Entries provided
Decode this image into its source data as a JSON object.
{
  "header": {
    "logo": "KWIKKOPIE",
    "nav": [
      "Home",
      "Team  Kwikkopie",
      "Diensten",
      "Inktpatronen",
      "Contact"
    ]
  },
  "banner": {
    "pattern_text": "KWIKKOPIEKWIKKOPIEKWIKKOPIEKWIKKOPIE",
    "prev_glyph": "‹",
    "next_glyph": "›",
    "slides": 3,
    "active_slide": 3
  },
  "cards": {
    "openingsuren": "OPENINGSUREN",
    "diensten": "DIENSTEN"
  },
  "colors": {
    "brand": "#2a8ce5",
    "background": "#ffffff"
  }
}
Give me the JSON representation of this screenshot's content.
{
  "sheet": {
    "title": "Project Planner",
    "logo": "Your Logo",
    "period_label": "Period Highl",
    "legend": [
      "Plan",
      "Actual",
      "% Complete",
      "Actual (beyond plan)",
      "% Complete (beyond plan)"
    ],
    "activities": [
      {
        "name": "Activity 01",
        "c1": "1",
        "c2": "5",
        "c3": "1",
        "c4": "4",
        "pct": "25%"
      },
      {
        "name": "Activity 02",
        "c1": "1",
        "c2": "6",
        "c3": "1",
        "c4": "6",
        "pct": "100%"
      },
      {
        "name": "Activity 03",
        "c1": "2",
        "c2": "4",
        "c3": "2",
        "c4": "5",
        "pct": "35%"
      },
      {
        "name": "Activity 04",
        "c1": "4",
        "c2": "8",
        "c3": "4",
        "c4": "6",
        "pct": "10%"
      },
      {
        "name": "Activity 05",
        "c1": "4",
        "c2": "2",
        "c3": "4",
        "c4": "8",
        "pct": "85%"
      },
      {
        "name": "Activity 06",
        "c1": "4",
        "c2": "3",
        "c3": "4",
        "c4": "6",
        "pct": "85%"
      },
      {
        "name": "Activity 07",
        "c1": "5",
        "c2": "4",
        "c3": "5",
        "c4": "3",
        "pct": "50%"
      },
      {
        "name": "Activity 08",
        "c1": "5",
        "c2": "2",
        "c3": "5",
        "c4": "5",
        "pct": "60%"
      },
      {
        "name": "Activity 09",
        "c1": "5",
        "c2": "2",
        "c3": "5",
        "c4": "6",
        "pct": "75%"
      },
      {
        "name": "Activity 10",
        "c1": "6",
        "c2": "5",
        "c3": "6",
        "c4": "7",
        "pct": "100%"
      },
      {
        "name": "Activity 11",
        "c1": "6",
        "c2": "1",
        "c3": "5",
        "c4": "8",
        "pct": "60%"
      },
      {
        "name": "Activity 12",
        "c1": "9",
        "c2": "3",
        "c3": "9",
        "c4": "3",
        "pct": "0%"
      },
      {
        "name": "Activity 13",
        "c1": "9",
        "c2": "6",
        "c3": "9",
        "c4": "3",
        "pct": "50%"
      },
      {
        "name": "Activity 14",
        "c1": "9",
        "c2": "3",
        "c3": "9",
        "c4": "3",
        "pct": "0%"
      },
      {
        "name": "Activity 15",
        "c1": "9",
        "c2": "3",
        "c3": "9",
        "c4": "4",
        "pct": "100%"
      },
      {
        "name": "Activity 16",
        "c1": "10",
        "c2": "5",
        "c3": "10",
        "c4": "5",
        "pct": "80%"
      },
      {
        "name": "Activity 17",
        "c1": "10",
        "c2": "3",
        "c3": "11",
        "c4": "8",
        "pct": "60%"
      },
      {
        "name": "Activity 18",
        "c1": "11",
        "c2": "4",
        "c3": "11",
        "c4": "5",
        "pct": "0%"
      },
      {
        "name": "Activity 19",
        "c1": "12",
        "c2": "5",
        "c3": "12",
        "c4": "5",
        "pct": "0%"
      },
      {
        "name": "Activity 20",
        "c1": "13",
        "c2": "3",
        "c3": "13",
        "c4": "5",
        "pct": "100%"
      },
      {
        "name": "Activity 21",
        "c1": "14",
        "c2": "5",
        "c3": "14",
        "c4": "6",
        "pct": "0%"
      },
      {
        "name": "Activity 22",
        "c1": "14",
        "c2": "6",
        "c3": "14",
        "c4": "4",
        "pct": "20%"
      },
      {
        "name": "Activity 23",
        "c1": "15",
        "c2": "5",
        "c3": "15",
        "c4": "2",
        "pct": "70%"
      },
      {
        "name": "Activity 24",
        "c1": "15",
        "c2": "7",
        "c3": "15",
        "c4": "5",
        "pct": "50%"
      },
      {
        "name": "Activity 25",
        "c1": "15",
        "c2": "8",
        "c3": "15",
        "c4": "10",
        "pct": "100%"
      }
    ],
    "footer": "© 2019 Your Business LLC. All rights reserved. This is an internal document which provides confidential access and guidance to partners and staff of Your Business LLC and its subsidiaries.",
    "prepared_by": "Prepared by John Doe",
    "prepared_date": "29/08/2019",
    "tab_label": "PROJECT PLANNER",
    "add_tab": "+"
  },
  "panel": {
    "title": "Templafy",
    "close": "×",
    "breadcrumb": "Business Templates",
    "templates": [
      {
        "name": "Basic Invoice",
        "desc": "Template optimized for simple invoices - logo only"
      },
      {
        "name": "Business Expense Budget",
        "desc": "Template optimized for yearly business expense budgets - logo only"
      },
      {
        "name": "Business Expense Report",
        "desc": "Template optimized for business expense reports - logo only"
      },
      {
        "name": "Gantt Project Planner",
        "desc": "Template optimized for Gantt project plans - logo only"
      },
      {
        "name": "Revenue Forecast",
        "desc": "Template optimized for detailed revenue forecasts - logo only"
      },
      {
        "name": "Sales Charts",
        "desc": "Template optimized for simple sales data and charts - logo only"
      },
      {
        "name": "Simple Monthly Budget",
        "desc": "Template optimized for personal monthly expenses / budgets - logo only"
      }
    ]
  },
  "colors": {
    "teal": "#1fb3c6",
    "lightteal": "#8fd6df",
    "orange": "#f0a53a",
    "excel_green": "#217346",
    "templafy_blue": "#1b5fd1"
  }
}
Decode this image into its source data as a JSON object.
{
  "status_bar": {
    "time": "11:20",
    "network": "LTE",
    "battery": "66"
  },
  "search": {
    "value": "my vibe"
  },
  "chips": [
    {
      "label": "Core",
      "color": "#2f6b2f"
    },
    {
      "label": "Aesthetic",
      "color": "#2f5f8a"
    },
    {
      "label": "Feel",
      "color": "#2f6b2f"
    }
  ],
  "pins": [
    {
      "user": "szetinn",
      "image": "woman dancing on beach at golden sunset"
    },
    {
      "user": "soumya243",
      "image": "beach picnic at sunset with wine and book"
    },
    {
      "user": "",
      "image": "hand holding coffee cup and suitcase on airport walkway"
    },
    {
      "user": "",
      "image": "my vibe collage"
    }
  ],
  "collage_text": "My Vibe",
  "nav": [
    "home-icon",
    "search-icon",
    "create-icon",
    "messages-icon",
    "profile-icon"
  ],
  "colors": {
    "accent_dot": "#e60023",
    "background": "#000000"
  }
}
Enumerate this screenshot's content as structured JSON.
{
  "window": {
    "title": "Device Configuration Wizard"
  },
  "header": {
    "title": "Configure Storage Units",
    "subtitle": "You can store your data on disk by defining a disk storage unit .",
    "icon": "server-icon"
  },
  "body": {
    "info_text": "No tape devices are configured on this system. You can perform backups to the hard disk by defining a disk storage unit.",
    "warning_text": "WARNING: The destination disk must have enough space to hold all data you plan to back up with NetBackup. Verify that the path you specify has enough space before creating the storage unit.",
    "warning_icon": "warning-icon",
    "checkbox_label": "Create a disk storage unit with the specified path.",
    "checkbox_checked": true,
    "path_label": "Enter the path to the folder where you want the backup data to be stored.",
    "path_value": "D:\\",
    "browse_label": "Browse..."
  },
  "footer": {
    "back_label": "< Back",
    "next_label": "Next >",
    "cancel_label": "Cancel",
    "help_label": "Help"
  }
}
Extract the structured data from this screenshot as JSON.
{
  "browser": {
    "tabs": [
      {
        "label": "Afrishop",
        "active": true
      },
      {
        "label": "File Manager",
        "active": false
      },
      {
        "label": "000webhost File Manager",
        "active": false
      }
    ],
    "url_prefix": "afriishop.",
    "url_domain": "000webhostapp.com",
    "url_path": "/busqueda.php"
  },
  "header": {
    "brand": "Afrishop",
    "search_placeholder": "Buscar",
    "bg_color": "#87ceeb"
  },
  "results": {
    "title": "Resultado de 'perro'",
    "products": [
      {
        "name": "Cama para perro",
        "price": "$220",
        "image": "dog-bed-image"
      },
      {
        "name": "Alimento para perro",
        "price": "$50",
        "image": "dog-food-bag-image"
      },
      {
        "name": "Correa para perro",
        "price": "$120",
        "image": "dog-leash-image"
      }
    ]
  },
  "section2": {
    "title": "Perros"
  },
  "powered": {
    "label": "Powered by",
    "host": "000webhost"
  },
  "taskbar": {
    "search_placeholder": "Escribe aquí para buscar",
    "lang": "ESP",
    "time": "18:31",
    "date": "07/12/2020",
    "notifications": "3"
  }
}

Problem
Your task is to gather all lines from the entries above that hold the word "icon".

Worked solution
    "home-icon",
    "search-icon",
    "create-icon",
    "messages-icon",
    "profile-icon"
    "icon": "server-icon"
    "warning_icon": "warning-icon",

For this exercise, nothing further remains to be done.